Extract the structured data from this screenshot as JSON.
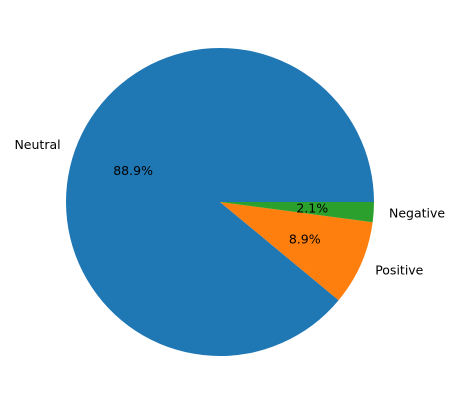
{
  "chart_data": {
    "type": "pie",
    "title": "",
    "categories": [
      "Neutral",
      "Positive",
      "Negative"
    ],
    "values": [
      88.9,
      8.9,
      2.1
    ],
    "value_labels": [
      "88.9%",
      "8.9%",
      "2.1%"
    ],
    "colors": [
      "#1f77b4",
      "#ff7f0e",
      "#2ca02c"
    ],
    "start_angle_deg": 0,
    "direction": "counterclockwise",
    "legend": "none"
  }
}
--
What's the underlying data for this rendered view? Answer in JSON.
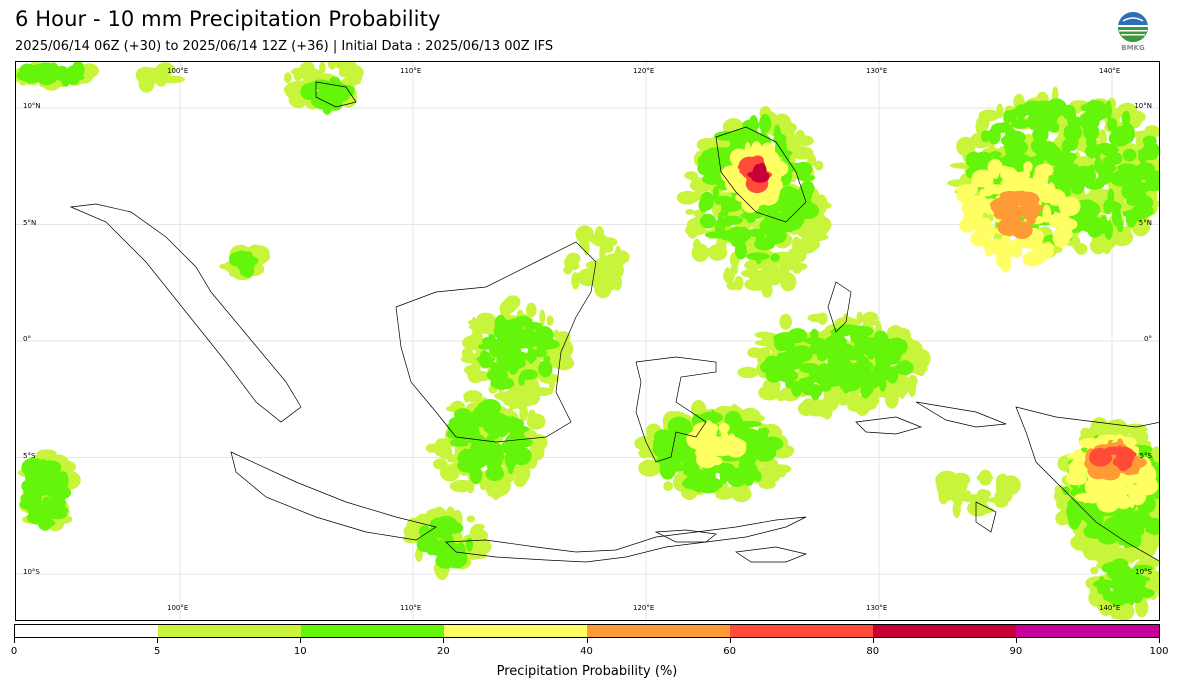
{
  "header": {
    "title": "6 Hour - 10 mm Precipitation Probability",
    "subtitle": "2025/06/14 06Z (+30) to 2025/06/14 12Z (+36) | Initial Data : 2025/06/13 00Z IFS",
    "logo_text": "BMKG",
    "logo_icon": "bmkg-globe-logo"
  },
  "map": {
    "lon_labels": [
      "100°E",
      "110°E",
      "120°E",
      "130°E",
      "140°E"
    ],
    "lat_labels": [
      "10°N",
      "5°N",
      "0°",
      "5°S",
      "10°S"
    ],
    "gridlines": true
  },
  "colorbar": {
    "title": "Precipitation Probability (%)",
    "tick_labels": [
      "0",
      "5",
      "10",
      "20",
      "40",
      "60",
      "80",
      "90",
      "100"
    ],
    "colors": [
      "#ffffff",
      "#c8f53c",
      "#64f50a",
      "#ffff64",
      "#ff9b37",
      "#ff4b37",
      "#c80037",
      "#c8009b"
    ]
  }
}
...
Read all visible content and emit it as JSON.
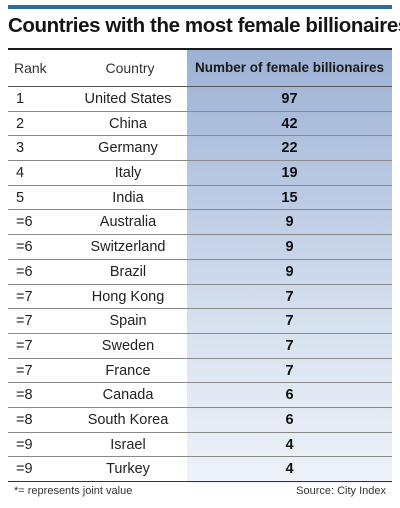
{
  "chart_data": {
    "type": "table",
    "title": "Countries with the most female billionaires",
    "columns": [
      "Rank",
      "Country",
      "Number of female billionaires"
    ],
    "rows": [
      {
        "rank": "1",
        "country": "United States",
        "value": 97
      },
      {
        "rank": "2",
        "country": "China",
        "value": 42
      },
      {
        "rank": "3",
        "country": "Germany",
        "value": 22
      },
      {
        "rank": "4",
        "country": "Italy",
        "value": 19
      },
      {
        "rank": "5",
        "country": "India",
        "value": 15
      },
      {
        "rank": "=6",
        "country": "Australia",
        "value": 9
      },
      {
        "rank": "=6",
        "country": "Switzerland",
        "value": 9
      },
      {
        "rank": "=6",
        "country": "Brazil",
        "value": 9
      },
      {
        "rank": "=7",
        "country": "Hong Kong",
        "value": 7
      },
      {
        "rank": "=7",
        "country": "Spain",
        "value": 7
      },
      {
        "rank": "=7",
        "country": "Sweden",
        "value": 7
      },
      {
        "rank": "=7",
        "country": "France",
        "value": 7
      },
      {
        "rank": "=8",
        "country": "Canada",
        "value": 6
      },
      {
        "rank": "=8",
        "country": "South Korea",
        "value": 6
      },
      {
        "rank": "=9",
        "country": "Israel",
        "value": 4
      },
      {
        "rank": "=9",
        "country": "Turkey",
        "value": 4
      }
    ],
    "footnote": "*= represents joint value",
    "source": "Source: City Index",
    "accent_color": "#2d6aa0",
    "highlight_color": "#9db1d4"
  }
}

> Exercise instructions
Filter the records, keeping only lines that contain "Probability", and show those lines.

> Correct result
    "title": "6 Hour - 10 mm Precipitation Probability",
    "title": "Precipitation Probability (%)",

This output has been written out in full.